▶ [Requirement]:
Read the data and repeat it in full, exactly.

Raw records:
┄┄┄┄┄┄┄┄┄┄
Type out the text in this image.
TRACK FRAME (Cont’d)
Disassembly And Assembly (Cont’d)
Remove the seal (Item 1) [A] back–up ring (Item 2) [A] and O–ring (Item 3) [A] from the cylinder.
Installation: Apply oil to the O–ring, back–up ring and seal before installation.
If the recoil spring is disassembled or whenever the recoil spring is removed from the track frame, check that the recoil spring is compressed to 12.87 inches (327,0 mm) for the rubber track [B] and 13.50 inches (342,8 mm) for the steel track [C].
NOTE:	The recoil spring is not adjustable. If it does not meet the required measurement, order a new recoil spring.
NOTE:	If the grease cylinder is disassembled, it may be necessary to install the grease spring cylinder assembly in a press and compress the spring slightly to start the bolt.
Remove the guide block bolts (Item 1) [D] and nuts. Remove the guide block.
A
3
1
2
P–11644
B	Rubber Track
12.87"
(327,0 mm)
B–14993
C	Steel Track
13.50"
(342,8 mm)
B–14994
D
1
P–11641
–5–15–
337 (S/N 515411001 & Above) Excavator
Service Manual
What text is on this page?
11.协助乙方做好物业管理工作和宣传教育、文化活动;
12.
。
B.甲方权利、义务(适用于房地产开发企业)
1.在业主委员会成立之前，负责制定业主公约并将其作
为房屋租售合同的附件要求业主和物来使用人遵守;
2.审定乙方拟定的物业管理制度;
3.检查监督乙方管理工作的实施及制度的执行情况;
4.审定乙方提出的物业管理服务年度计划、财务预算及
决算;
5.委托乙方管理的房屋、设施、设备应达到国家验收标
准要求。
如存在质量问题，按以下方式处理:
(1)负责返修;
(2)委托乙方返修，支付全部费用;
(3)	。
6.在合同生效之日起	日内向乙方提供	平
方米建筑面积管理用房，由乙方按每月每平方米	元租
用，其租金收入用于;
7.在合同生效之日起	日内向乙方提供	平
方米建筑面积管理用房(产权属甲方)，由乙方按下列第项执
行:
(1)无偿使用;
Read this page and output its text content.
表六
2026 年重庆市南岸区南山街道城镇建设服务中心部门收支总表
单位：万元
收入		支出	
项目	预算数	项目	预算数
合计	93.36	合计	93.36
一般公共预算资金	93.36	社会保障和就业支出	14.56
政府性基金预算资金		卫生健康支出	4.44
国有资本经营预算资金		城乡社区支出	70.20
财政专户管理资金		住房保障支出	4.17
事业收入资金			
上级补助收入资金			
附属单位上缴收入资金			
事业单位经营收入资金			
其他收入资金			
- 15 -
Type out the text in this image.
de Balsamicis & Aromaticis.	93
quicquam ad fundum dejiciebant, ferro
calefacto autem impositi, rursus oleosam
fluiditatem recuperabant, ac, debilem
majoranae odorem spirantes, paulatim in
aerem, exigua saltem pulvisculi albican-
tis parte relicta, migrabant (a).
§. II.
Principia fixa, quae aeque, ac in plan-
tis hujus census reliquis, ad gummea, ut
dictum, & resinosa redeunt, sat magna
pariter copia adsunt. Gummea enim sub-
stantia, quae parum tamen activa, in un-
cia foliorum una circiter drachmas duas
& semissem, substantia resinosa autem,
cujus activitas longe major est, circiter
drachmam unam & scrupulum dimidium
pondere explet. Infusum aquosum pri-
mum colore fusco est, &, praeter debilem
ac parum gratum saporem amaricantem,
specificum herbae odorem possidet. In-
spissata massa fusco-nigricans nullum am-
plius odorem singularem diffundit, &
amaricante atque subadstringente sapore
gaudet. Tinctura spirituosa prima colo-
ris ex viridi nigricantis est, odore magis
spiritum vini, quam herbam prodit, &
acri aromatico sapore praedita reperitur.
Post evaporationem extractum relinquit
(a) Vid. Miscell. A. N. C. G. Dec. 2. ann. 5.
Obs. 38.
┄┄┄┄┄┄┄┄┄┄
▶ [Final result]:
Type out the text in this image.
TRACK FRAME (Cont’d)
Disassembly And Assembly (Cont’d)
Remove the seal (Item 1) [A] back–up ring (Item 2) [A] and O–ring (Item 3) [A] from the cylinder.
Installation: Apply oil to the O–ring, back–up ring and seal before installation.
If the recoil spring is disassembled or whenever the recoil spring is removed from the track frame, check that the recoil spring is compressed to 12.87 inches (327,0 mm) for the rubber track [B] and 13.50 inches (342,8 mm) for the steel track [C].
NOTE:	The recoil spring is not adjustable. If it does not meet the required measurement, order a new recoil spring.
NOTE:	If the grease cylinder is disassembled, it may be necessary to install the grease spring cylinder assembly in a press and compress the spring slightly to start the bolt.
Remove the guide block bolts (Item 1) [D] and nuts. Remove the guide block.
A
3
1
2
P–11644
B	Rubber Track
12.87"
(327,0 mm)
B–14993
C	Steel Track
13.50"
(342,8 mm)
B–14994
D
1
P–11641
–5–15–
337 (S/N 515411001 & Above) Excavator
Service Manual
What text is on this page?
11.协助乙方做好物业管理工作和宣传教育、文化活动;
12.
。
B.甲方权利、义务(适用于房地产开发企业)
1.在业主委员会成立之前，负责制定业主公约并将其作
为房屋租售合同的附件要求业主和物来使用人遵守;
2.审定乙方拟定的物业管理制度;
3.检查监督乙方管理工作的实施及制度的执行情况;
4.审定乙方提出的物业管理服务年度计划、财务预算及
决算;
5.委托乙方管理的房屋、设施、设备应达到国家验收标
准要求。
如存在质量问题，按以下方式处理:
(1)负责返修;
(2)委托乙方返修，支付全部费用;
(3)	。
6.在合同生效之日起	日内向乙方提供	平
方米建筑面积管理用房，由乙方按每月每平方米	元租
用，其租金收入用于;
7.在合同生效之日起	日内向乙方提供	平
方米建筑面积管理用房(产权属甲方)，由乙方按下列第项执
行:
(1)无偿使用;
Read this page and output its text content.
表六
2026 年重庆市南岸区南山街道城镇建设服务中心部门收支总表
单位：万元
收入		支出	
项目	预算数	项目	预算数
合计	93.36	合计	93.36
一般公共预算资金	93.36	社会保障和就业支出	14.56
政府性基金预算资金		卫生健康支出	4.44
国有资本经营预算资金		城乡社区支出	70.20
财政专户管理资金		住房保障支出	4.17
事业收入资金			
上级补助收入资金			
附属单位上缴收入资金			
事业单位经营收入资金			
其他收入资金			
- 15 -
Type out the text in this image.
de Balsamicis & Aromaticis.	93
quicquam ad fundum dejiciebant, ferro
calefacto autem impositi, rursus oleosam
fluiditatem recuperabant, ac, debilem
majoranae odorem spirantes, paulatim in
aerem, exigua saltem pulvisculi albican-
tis parte relicta, migrabant (a).
§. II.
Principia fixa, quae aeque, ac in plan-
tis hujus census reliquis, ad gummea, ut
dictum, & resinosa redeunt, sat magna
pariter copia adsunt. Gummea enim sub-
stantia, quae parum tamen activa, in un-
cia foliorum una circiter drachmas duas
& semissem, substantia resinosa autem,
cujus activitas longe major est, circiter
drachmam unam & scrupulum dimidium
pondere explet. Infusum aquosum pri-
mum colore fusco est, &, praeter debilem
ac parum gratum saporem amaricantem,
specificum herbae odorem possidet. In-
spissata massa fusco-nigricans nullum am-
plius odorem singularem diffundit, &
amaricante atque subadstringente sapore
gaudet. Tinctura spirituosa prima colo-
ris ex viridi nigricantis est, odore magis
spiritum vini, quam herbam prodit, &
acri aromatico sapore praedita reperitur.
Post evaporationem extractum relinquit
(a) Vid. Miscell. A. N. C. G. Dec. 2. ann. 5.
Obs. 38.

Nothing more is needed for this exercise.